[Dataset listings of figures]

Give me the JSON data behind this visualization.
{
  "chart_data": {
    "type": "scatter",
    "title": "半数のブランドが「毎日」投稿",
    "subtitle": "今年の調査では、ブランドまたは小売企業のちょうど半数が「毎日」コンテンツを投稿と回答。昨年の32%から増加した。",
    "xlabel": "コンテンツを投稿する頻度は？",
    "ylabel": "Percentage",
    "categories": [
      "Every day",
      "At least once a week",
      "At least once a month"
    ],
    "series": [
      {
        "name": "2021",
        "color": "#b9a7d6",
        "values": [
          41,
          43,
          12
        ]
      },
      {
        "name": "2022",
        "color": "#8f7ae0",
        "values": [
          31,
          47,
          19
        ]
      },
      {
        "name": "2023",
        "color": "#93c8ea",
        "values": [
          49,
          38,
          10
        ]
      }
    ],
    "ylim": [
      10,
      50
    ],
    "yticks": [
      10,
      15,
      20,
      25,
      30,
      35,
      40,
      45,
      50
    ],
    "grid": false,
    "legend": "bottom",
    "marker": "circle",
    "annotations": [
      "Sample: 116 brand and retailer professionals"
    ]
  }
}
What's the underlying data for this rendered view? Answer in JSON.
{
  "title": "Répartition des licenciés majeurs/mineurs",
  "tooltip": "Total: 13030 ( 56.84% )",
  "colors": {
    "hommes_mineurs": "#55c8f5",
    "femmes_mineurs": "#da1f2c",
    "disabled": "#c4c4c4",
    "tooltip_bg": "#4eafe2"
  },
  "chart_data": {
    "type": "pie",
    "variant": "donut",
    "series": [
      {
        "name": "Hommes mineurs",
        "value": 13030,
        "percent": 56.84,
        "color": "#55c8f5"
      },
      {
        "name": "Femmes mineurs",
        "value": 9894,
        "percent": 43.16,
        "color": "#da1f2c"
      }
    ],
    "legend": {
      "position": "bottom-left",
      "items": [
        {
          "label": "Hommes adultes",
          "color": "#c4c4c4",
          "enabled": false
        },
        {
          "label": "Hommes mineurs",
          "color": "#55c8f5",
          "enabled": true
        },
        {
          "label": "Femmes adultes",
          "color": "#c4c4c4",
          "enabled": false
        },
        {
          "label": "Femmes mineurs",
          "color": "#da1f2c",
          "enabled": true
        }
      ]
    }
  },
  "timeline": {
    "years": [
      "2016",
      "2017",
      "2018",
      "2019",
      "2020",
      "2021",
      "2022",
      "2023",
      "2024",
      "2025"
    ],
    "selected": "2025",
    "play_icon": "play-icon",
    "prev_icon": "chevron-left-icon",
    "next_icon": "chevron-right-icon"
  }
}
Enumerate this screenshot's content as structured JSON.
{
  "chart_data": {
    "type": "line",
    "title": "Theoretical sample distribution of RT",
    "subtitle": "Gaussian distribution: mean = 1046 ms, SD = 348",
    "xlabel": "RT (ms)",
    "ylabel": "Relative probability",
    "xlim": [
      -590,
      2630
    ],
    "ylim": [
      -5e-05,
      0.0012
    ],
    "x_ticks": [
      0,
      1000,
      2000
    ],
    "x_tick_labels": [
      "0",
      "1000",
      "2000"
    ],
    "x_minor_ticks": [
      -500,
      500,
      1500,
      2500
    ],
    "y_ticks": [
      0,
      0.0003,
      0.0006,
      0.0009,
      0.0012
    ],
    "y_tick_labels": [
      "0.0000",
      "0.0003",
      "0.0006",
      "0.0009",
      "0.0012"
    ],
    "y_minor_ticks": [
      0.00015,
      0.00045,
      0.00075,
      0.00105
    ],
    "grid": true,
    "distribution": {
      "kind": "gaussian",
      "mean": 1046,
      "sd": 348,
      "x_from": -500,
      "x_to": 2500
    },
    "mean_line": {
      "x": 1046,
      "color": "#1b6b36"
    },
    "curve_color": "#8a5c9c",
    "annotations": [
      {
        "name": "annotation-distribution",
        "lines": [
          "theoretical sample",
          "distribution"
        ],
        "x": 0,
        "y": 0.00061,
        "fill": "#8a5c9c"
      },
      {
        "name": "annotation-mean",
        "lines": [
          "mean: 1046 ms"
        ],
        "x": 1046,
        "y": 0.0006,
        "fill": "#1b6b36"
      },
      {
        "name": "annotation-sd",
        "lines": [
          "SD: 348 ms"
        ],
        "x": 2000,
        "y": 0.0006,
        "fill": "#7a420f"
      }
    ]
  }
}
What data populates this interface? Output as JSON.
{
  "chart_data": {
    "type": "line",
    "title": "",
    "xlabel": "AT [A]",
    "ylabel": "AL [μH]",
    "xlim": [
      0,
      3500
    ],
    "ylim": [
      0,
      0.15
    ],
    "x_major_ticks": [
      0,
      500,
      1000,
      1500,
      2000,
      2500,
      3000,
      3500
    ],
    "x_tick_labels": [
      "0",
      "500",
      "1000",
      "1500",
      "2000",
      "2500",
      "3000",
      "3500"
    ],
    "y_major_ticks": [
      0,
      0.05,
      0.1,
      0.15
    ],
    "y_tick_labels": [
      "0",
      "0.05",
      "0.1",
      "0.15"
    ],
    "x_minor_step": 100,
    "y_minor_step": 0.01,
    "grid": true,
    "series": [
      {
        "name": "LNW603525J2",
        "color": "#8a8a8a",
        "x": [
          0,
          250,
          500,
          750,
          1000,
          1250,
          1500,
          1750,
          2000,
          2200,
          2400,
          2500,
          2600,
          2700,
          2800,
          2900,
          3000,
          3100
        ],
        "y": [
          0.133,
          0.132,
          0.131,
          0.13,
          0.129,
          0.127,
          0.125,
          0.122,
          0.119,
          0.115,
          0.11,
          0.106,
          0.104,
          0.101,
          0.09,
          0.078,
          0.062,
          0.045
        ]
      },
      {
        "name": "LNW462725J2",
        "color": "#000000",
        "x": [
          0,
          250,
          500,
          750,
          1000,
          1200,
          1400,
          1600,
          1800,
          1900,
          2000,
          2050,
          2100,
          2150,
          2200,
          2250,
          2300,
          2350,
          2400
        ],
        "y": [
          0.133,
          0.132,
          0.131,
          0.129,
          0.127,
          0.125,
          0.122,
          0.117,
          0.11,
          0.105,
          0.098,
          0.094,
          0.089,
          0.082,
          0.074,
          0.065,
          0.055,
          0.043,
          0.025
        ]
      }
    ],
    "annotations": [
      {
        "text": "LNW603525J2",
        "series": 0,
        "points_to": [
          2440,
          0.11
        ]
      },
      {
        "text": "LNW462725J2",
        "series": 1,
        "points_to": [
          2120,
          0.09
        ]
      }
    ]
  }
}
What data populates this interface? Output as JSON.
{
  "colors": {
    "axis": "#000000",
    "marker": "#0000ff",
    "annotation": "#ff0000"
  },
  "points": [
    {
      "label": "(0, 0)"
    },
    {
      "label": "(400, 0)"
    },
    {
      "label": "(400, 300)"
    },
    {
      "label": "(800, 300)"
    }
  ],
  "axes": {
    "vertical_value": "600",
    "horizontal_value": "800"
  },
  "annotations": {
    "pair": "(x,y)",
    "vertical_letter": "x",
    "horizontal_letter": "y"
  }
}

# [STATED EXERCISE]
Exactly as they are written, print the entries again.

# [SOLUTION TO THIS TASK]
Give me the JSON data behind this visualization.
{
  "chart_data": {
    "type": "scatter",
    "title": "半数のブランドが「毎日」投稿",
    "subtitle": "今年の調査では、ブランドまたは小売企業のちょうど半数が「毎日」コンテンツを投稿と回答。昨年の32%から増加した。",
    "xlabel": "コンテンツを投稿する頻度は？",
    "ylabel": "Percentage",
    "categories": [
      "Every day",
      "At least once a week",
      "At least once a month"
    ],
    "series": [
      {
        "name": "2021",
        "color": "#b9a7d6",
        "values": [
          41,
          43,
          12
        ]
      },
      {
        "name": "2022",
        "color": "#8f7ae0",
        "values": [
          31,
          47,
          19
        ]
      },
      {
        "name": "2023",
        "color": "#93c8ea",
        "values": [
          49,
          38,
          10
        ]
      }
    ],
    "ylim": [
      10,
      50
    ],
    "yticks": [
      10,
      15,
      20,
      25,
      30,
      35,
      40,
      45,
      50
    ],
    "grid": false,
    "legend": "bottom",
    "marker": "circle",
    "annotations": [
      "Sample: 116 brand and retailer professionals"
    ]
  }
}
What's the underlying data for this rendered view? Answer in JSON.
{
  "title": "Répartition des licenciés majeurs/mineurs",
  "tooltip": "Total: 13030 ( 56.84% )",
  "colors": {
    "hommes_mineurs": "#55c8f5",
    "femmes_mineurs": "#da1f2c",
    "disabled": "#c4c4c4",
    "tooltip_bg": "#4eafe2"
  },
  "chart_data": {
    "type": "pie",
    "variant": "donut",
    "series": [
      {
        "name": "Hommes mineurs",
        "value": 13030,
        "percent": 56.84,
        "color": "#55c8f5"
      },
      {
        "name": "Femmes mineurs",
        "value": 9894,
        "percent": 43.16,
        "color": "#da1f2c"
      }
    ],
    "legend": {
      "position": "bottom-left",
      "items": [
        {
          "label": "Hommes adultes",
          "color": "#c4c4c4",
          "enabled": false
        },
        {
          "label": "Hommes mineurs",
          "color": "#55c8f5",
          "enabled": true
        },
        {
          "label": "Femmes adultes",
          "color": "#c4c4c4",
          "enabled": false
        },
        {
          "label": "Femmes mineurs",
          "color": "#da1f2c",
          "enabled": true
        }
      ]
    }
  },
  "timeline": {
    "years": [
      "2016",
      "2017",
      "2018",
      "2019",
      "2020",
      "2021",
      "2022",
      "2023",
      "2024",
      "2025"
    ],
    "selected": "2025",
    "play_icon": "play-icon",
    "prev_icon": "chevron-left-icon",
    "next_icon": "chevron-right-icon"
  }
}
Enumerate this screenshot's content as structured JSON.
{
  "chart_data": {
    "type": "line",
    "title": "Theoretical sample distribution of RT",
    "subtitle": "Gaussian distribution: mean = 1046 ms, SD = 348",
    "xlabel": "RT (ms)",
    "ylabel": "Relative probability",
    "xlim": [
      -590,
      2630
    ],
    "ylim": [
      -5e-05,
      0.0012
    ],
    "x_ticks": [
      0,
      1000,
      2000
    ],
    "x_tick_labels": [
      "0",
      "1000",
      "2000"
    ],
    "x_minor_ticks": [
      -500,
      500,
      1500,
      2500
    ],
    "y_ticks": [
      0,
      0.0003,
      0.0006,
      0.0009,
      0.0012
    ],
    "y_tick_labels": [
      "0.0000",
      "0.0003",
      "0.0006",
      "0.0009",
      "0.0012"
    ],
    "y_minor_ticks": [
      0.00015,
      0.00045,
      0.00075,
      0.00105
    ],
    "grid": true,
    "distribution": {
      "kind": "gaussian",
      "mean": 1046,
      "sd": 348,
      "x_from": -500,
      "x_to": 2500
    },
    "mean_line": {
      "x": 1046,
      "color": "#1b6b36"
    },
    "curve_color": "#8a5c9c",
    "annotations": [
      {
        "name": "annotation-distribution",
        "lines": [
          "theoretical sample",
          "distribution"
        ],
        "x": 0,
        "y": 0.00061,
        "fill": "#8a5c9c"
      },
      {
        "name": "annotation-mean",
        "lines": [
          "mean: 1046 ms"
        ],
        "x": 1046,
        "y": 0.0006,
        "fill": "#1b6b36"
      },
      {
        "name": "annotation-sd",
        "lines": [
          "SD: 348 ms"
        ],
        "x": 2000,
        "y": 0.0006,
        "fill": "#7a420f"
      }
    ]
  }
}
What data populates this interface? Output as JSON.
{
  "chart_data": {
    "type": "line",
    "title": "",
    "xlabel": "AT [A]",
    "ylabel": "AL [μH]",
    "xlim": [
      0,
      3500
    ],
    "ylim": [
      0,
      0.15
    ],
    "x_major_ticks": [
      0,
      500,
      1000,
      1500,
      2000,
      2500,
      3000,
      3500
    ],
    "x_tick_labels": [
      "0",
      "500",
      "1000",
      "1500",
      "2000",
      "2500",
      "3000",
      "3500"
    ],
    "y_major_ticks": [
      0,
      0.05,
      0.1,
      0.15
    ],
    "y_tick_labels": [
      "0",
      "0.05",
      "0.1",
      "0.15"
    ],
    "x_minor_step": 100,
    "y_minor_step": 0.01,
    "grid": true,
    "series": [
      {
        "name": "LNW603525J2",
        "color": "#8a8a8a",
        "x": [
          0,
          250,
          500,
          750,
          1000,
          1250,
          1500,
          1750,
          2000,
          2200,
          2400,
          2500,
          2600,
          2700,
          2800,
          2900,
          3000,
          3100
        ],
        "y": [
          0.133,
          0.132,
          0.131,
          0.13,
          0.129,
          0.127,
          0.125,
          0.122,
          0.119,
          0.115,
          0.11,
          0.106,
          0.104,
          0.101,
          0.09,
          0.078,
          0.062,
          0.045
        ]
      },
      {
        "name": "LNW462725J2",
        "color": "#000000",
        "x": [
          0,
          250,
          500,
          750,
          1000,
          1200,
          1400,
          1600,
          1800,
          1900,
          2000,
          2050,
          2100,
          2150,
          2200,
          2250,
          2300,
          2350,
          2400
        ],
        "y": [
          0.133,
          0.132,
          0.131,
          0.129,
          0.127,
          0.125,
          0.122,
          0.117,
          0.11,
          0.105,
          0.098,
          0.094,
          0.089,
          0.082,
          0.074,
          0.065,
          0.055,
          0.043,
          0.025
        ]
      }
    ],
    "annotations": [
      {
        "text": "LNW603525J2",
        "series": 0,
        "points_to": [
          2440,
          0.11
        ]
      },
      {
        "text": "LNW462725J2",
        "series": 1,
        "points_to": [
          2120,
          0.09
        ]
      }
    ]
  }
}
What data populates this interface? Output as JSON.
{
  "colors": {
    "axis": "#000000",
    "marker": "#0000ff",
    "annotation": "#ff0000"
  },
  "points": [
    {
      "label": "(0, 0)"
    },
    {
      "label": "(400, 0)"
    },
    {
      "label": "(400, 300)"
    },
    {
      "label": "(800, 300)"
    }
  ],
  "axes": {
    "vertical_value": "600",
    "horizontal_value": "800"
  },
  "annotations": {
    "pair": "(x,y)",
    "vertical_letter": "x",
    "horizontal_letter": "y"
  }
}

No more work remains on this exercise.